DATASET RECORDS:

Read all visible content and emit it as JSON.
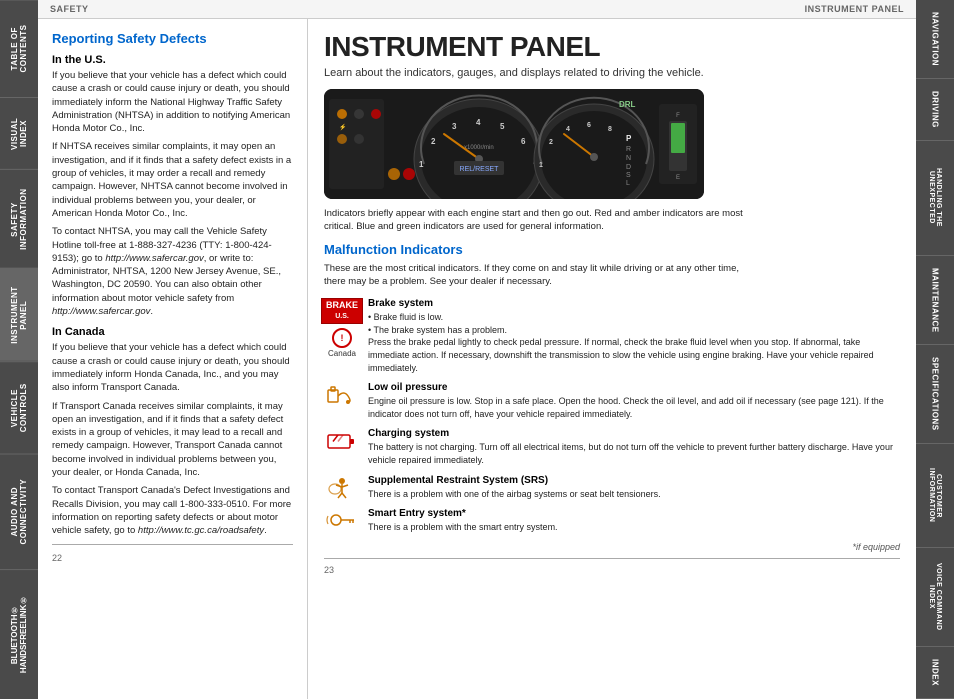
{
  "topbar": {
    "left": "SAFETY",
    "right": "INSTRUMENT PANEL"
  },
  "left_sidebar_tabs": [
    {
      "label": "TABLE OF CONTENTS",
      "active": false
    },
    {
      "label": "VISUAL INDEX",
      "active": false
    },
    {
      "label": "SAFETY INFORMATION",
      "active": false
    },
    {
      "label": "INSTRUMENT PANEL",
      "active": true
    },
    {
      "label": "VEHICLE CONTROLS",
      "active": false
    },
    {
      "label": "AUDIO AND CONNECTIVITY",
      "active": false
    },
    {
      "label": "BLUETOOTH® HANDSFREELINK®",
      "active": false
    }
  ],
  "right_sidebar_tabs": [
    {
      "label": "NAVIGATION",
      "active": false
    },
    {
      "label": "DRIVING",
      "active": false
    },
    {
      "label": "HANDLING THE UNEXPECTED",
      "active": false
    },
    {
      "label": "MAINTENANCE",
      "active": false
    },
    {
      "label": "SPECIFICATIONS",
      "active": false
    },
    {
      "label": "CUSTOMER INFORMATION",
      "active": false
    },
    {
      "label": "VOICE COMMAND INDEX",
      "active": false
    },
    {
      "label": "INDEX",
      "active": false
    }
  ],
  "left_page": {
    "title": "Reporting Safety Defects",
    "us_heading": "In the U.S.",
    "us_paragraphs": [
      "If you believe that your vehicle has a defect which could cause a crash or could cause injury or death, you should immediately inform the National Highway Traffic Safety Administration (NHTSA) in addition to notifying American Honda Motor Co., Inc.",
      "If NHTSA receives similar complaints, it may open an investigation, and if it finds that a safety defect exists in a group of vehicles, it may order a recall and remedy campaign. However, NHTSA cannot become involved in individual problems between you, your dealer, or American Honda Motor Co., Inc.",
      "To contact NHTSA, you may call the Vehicle Safety Hotline toll-free at 1-888-327-4236 (TTY: 1-800-424-9153); go to http://www.safercar.gov, or write to: Administrator, NHTSA, 1200 New Jersey Avenue, SE., Washington, DC 20590. You can also obtain other information about motor vehicle safety from http://www.safercar.gov."
    ],
    "canada_heading": "In Canada",
    "canada_paragraphs": [
      "If you believe that your vehicle has a defect which could cause a crash or could cause injury or death, you should immediately inform Honda Canada, Inc., and you may also inform Transport Canada.",
      "If Transport Canada receives similar complaints, it may open an investigation, and if it finds that a safety defect exists in a group of vehicles, it may lead to a recall and remedy campaign. However, Transport Canada cannot become involved in individual problems between you, your dealer, or Honda Canada, Inc.",
      "To contact Transport Canada's Defect Investigations and Recalls Division, you may call 1-800-333-0510. For more information on reporting safety defects or about motor vehicle safety, go to http://www.tc.gc.ca/roadsafety."
    ],
    "page_number": "22"
  },
  "right_page": {
    "title": "INSTRUMENT PANEL",
    "subtitle": "Learn about the indicators, gauges, and displays related to driving the vehicle.",
    "indicators_caption": "Indicators briefly appear with each engine start and then go out. Red and amber indicators are most critical. Blue and green indicators are used for general information.",
    "malfunction_heading": "Malfunction Indicators",
    "malfunction_intro": "These are the most critical indicators. If they come on and stay lit while driving or at any other time, there may be a problem. See your dealer if necessary.",
    "indicators": [
      {
        "icon_type": "brake",
        "icon_label_top": "BRAKE",
        "icon_label_bot": "U.S.",
        "icon_label_canada": "Canada",
        "title": "Brake system",
        "lines": [
          "• Brake fluid is low.",
          "• The brake system has a problem.",
          "Press the brake pedal lightly to check pedal pressure. If normal, check the brake fluid level when you stop. If abnormal, take immediate action. If necessary, downshift the transmission to slow the vehicle using engine braking. Have your vehicle repaired immediately."
        ]
      },
      {
        "icon_type": "oil",
        "title": "Low oil pressure",
        "lines": [
          "Engine oil pressure is low. Stop in a safe place. Open the hood. Check the oil level, and add oil if necessary (see page 121). If the indicator does not turn off, have your vehicle repaired immediately."
        ]
      },
      {
        "icon_type": "battery",
        "title": "Charging system",
        "lines": [
          "The battery is not charging. Turn off all electrical items, but do not turn off the vehicle to prevent further battery discharge. Have your vehicle repaired immediately."
        ]
      },
      {
        "icon_type": "srs",
        "title": "Supplemental Restraint System (SRS)",
        "lines": [
          "There is a problem with one of the airbag systems or seat belt tensioners."
        ]
      },
      {
        "icon_type": "key",
        "title": "Smart Entry system*",
        "lines": [
          "There is a problem with the smart entry system."
        ]
      }
    ],
    "equipped_note": "*if equipped",
    "page_number": "23"
  }
}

STATED TASK:
From the listing above, print every entry precisely and drop the pictures.

RESULT OF THE EXERCISE:
Read all visible content and emit it as JSON.
{
  "topbar": {
    "left": "SAFETY",
    "right": "INSTRUMENT PANEL"
  },
  "left_sidebar_tabs": [
    {
      "label": "TABLE OF CONTENTS",
      "active": false
    },
    {
      "label": "VISUAL INDEX",
      "active": false
    },
    {
      "label": "SAFETY INFORMATION",
      "active": false
    },
    {
      "label": "INSTRUMENT PANEL",
      "active": true
    },
    {
      "label": "VEHICLE CONTROLS",
      "active": false
    },
    {
      "label": "AUDIO AND CONNECTIVITY",
      "active": false
    },
    {
      "label": "BLUETOOTH® HANDSFREELINK®",
      "active": false
    }
  ],
  "right_sidebar_tabs": [
    {
      "label": "NAVIGATION",
      "active": false
    },
    {
      "label": "DRIVING",
      "active": false
    },
    {
      "label": "HANDLING THE UNEXPECTED",
      "active": false
    },
    {
      "label": "MAINTENANCE",
      "active": false
    },
    {
      "label": "SPECIFICATIONS",
      "active": false
    },
    {
      "label": "CUSTOMER INFORMATION",
      "active": false
    },
    {
      "label": "VOICE COMMAND INDEX",
      "active": false
    },
    {
      "label": "INDEX",
      "active": false
    }
  ],
  "left_page": {
    "title": "Reporting Safety Defects",
    "us_heading": "In the U.S.",
    "us_paragraphs": [
      "If you believe that your vehicle has a defect which could cause a crash or could cause injury or death, you should immediately inform the National Highway Traffic Safety Administration (NHTSA) in addition to notifying American Honda Motor Co., Inc.",
      "If NHTSA receives similar complaints, it may open an investigation, and if it finds that a safety defect exists in a group of vehicles, it may order a recall and remedy campaign. However, NHTSA cannot become involved in individual problems between you, your dealer, or American Honda Motor Co., Inc.",
      "To contact NHTSA, you may call the Vehicle Safety Hotline toll-free at 1-888-327-4236 (TTY: 1-800-424-9153); go to http://www.safercar.gov, or write to: Administrator, NHTSA, 1200 New Jersey Avenue, SE., Washington, DC 20590. You can also obtain other information about motor vehicle safety from http://www.safercar.gov."
    ],
    "canada_heading": "In Canada",
    "canada_paragraphs": [
      "If you believe that your vehicle has a defect which could cause a crash or could cause injury or death, you should immediately inform Honda Canada, Inc., and you may also inform Transport Canada.",
      "If Transport Canada receives similar complaints, it may open an investigation, and if it finds that a safety defect exists in a group of vehicles, it may lead to a recall and remedy campaign. However, Transport Canada cannot become involved in individual problems between you, your dealer, or Honda Canada, Inc.",
      "To contact Transport Canada's Defect Investigations and Recalls Division, you may call 1-800-333-0510. For more information on reporting safety defects or about motor vehicle safety, go to http://www.tc.gc.ca/roadsafety."
    ],
    "page_number": "22"
  },
  "right_page": {
    "title": "INSTRUMENT PANEL",
    "subtitle": "Learn about the indicators, gauges, and displays related to driving the vehicle.",
    "indicators_caption": "Indicators briefly appear with each engine start and then go out. Red and amber indicators are most critical. Blue and green indicators are used for general information.",
    "malfunction_heading": "Malfunction Indicators",
    "malfunction_intro": "These are the most critical indicators. If they come on and stay lit while driving or at any other time, there may be a problem. See your dealer if necessary.",
    "indicators": [
      {
        "icon_type": "brake",
        "icon_label_top": "BRAKE",
        "icon_label_bot": "U.S.",
        "icon_label_canada": "Canada",
        "title": "Brake system",
        "lines": [
          "• Brake fluid is low.",
          "• The brake system has a problem.",
          "Press the brake pedal lightly to check pedal pressure. If normal, check the brake fluid level when you stop. If abnormal, take immediate action. If necessary, downshift the transmission to slow the vehicle using engine braking. Have your vehicle repaired immediately."
        ]
      },
      {
        "icon_type": "oil",
        "title": "Low oil pressure",
        "lines": [
          "Engine oil pressure is low. Stop in a safe place. Open the hood. Check the oil level, and add oil if necessary (see page 121). If the indicator does not turn off, have your vehicle repaired immediately."
        ]
      },
      {
        "icon_type": "battery",
        "title": "Charging system",
        "lines": [
          "The battery is not charging. Turn off all electrical items, but do not turn off the vehicle to prevent further battery discharge. Have your vehicle repaired immediately."
        ]
      },
      {
        "icon_type": "srs",
        "title": "Supplemental Restraint System (SRS)",
        "lines": [
          "There is a problem with one of the airbag systems or seat belt tensioners."
        ]
      },
      {
        "icon_type": "key",
        "title": "Smart Entry system*",
        "lines": [
          "There is a problem with the smart entry system."
        ]
      }
    ],
    "equipped_note": "*if equipped",
    "page_number": "23"
  }
}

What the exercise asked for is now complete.